§ **PAGE EXTRACT**:
** BEGIN **

(Evening One last night was memorable too, with hog head cheese, andouille, crawfish boil and barbecue shrimp at Eat New Orleans.)
We woke early to a Boil Water Advisory slipped under our door; easy for us, with the hotel supplying bottled water, but hard for ordinary residents and businesses relying on mains water – during the day we saw several coffee shops not serving coffee, presumably because their equipment is plumbed in and doesn’t heat the water to a full boil.
From there we headed over the flood wall to see the mighty Mississippi in person for the first time.
Downstream towards the Gulf we could see wharves and warehouses like those demolished to create the riverside walk. We were looking upstream so we walked upstream. Slowly. The heat is a physical force here; the hotel door opens a wall of hot moist air. it’s like walking into a sponge – and several people told us today how lucky we are that the temperature has dropped since last week.
We found ourselves walking from shade to shade in the same way that we hugged the shade in Mosaic Canyon last year. I think that was hotter, but the humidity makes this more oppressive.

** END **

§ **CHALLENGES**:
• 1. In the New Orleans travel account, what was slipped under the door when they woke early?
• 2. Go on with the New Orleans travel account from its last sentence, keeping the same first-person voice.

§ **DATA SHOWN**:
** BEGIN **

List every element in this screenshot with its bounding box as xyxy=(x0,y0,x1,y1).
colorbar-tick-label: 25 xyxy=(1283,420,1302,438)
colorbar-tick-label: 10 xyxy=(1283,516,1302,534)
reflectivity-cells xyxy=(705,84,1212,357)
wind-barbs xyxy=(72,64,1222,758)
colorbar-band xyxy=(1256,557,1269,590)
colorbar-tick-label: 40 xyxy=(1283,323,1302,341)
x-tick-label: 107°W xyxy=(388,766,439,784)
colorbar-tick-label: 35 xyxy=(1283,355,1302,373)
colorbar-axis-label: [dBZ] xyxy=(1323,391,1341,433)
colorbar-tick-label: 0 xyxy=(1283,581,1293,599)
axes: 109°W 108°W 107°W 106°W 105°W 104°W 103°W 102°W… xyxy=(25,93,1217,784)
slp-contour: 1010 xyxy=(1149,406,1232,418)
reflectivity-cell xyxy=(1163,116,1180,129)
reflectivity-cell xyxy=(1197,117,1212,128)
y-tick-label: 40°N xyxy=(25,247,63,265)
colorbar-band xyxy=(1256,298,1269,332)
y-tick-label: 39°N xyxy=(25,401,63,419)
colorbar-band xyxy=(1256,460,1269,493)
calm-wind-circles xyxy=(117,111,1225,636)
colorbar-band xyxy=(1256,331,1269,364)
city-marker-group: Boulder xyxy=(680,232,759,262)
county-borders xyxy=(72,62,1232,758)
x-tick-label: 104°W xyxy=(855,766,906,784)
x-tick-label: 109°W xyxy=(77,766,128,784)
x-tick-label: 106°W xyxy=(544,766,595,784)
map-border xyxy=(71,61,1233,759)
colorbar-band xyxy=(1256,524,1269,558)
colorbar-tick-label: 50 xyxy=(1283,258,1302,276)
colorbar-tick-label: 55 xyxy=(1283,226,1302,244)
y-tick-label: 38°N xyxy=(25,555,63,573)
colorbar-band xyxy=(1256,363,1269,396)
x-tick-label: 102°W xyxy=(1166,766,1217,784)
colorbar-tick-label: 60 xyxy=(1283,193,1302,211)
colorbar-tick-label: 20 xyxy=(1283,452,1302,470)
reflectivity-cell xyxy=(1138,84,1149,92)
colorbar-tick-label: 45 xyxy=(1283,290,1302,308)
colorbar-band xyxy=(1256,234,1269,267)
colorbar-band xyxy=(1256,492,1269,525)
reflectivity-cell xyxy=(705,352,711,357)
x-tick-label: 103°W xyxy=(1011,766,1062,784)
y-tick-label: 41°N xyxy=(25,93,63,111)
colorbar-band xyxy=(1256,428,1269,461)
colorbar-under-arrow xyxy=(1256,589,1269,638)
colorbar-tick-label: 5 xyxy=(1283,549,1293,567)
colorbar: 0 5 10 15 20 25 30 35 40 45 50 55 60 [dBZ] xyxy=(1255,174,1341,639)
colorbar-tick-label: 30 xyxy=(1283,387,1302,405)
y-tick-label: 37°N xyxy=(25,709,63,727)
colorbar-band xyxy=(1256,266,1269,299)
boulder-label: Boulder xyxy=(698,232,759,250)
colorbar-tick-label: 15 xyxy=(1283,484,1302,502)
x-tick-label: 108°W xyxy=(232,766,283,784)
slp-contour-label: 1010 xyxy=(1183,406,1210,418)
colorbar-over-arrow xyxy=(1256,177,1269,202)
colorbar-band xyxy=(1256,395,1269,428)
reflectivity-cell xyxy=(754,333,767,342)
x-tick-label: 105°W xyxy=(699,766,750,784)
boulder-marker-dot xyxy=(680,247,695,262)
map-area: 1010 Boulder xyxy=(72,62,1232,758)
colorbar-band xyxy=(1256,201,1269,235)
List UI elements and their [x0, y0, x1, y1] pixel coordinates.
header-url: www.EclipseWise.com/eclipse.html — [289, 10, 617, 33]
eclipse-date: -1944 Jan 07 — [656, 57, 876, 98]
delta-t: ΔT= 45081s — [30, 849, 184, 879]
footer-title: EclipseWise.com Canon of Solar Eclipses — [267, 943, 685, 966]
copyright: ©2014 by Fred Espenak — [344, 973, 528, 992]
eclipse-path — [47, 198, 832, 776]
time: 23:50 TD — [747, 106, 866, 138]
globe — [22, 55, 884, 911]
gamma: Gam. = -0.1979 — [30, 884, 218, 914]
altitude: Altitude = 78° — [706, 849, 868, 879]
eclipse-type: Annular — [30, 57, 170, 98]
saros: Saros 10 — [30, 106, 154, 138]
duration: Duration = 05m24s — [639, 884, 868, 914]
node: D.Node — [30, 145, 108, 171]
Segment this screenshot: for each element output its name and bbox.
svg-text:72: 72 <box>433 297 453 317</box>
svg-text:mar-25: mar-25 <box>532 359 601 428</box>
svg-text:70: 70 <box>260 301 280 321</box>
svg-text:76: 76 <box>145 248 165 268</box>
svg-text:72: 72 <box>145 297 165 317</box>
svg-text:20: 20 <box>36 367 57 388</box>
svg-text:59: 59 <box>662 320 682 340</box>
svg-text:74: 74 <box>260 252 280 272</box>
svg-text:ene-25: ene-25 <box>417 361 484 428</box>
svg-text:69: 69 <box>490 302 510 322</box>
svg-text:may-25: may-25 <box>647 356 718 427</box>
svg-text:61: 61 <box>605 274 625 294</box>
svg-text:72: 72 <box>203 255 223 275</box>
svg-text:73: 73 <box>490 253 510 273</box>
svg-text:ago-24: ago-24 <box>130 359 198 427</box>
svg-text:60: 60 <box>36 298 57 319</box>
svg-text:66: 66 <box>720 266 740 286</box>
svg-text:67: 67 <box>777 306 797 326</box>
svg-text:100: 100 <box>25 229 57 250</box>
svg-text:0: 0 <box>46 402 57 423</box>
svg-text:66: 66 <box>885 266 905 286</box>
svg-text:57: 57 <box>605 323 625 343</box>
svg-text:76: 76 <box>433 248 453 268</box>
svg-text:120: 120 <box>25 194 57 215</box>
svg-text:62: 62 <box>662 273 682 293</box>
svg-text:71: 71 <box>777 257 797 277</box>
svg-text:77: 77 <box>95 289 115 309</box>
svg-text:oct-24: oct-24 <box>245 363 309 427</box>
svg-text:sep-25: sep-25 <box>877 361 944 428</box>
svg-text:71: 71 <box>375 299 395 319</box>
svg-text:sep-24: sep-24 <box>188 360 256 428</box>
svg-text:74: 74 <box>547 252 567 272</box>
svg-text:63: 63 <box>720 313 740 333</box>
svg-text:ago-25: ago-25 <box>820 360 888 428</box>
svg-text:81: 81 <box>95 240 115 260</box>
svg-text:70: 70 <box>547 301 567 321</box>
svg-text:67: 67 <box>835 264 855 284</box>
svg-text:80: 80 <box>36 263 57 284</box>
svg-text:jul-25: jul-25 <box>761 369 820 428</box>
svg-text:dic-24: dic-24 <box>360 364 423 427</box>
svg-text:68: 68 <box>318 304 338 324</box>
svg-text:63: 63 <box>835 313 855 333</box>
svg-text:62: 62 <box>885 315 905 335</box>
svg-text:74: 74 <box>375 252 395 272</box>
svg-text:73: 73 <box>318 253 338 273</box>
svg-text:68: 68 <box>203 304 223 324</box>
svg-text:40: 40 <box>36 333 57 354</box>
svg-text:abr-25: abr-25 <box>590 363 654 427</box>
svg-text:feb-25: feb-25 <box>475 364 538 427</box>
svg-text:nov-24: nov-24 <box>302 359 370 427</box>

** END **

§ **ANSWERS FOR THE EXERCISE**:
• 1. A Boil Water Advisory.

• 2.
At the end of the riverside walk we headed into the Warehouse District, staying on the shady sides of the streets. The sparely decorated functional square brick buildings reminded me of other North American cities. Not surprising, as this area was built more recently by the Americans; the old city – the French Quarter – reveals its French and Spanish origins.
But there’s something about the river. Much more interesting than warehouses and galleries.
And there are trains! freight trains running through the city constantly hoot plaintively to warn pedestrians, most of whom seemed annoyed by the delays at crossings, whereas we leaned against lamp posts to watch and read the labels on the freight cars. Now I understand why one of the books I’ve read compares the industry of New Orleans-Baton Rouge to the German Ruhr.
Beyond the tracks and parked cars is the high cream flood wall that protects the city. There are huge steel gates that swing to close the gaps.
They’d found the earliest occupation level 4′ down, at the point where the groundwater began to flood in.
We found lunch at a bar (A’s catfish po’boy was basically a fried fish sandwich; I discovered that a little hot sauce is good and more is better on a hamburger), then we walked around the corner to Acadian Books on Orleans Street. If you’re here, go there: it’s a Real bookstore.
I can’t work out how to rotate that!
There is more to tell, about our music tour that evening and the people we met, but this is the second time I’ve written this (i deleted the first one by mistake) and now it is time for beignets. stay tuned!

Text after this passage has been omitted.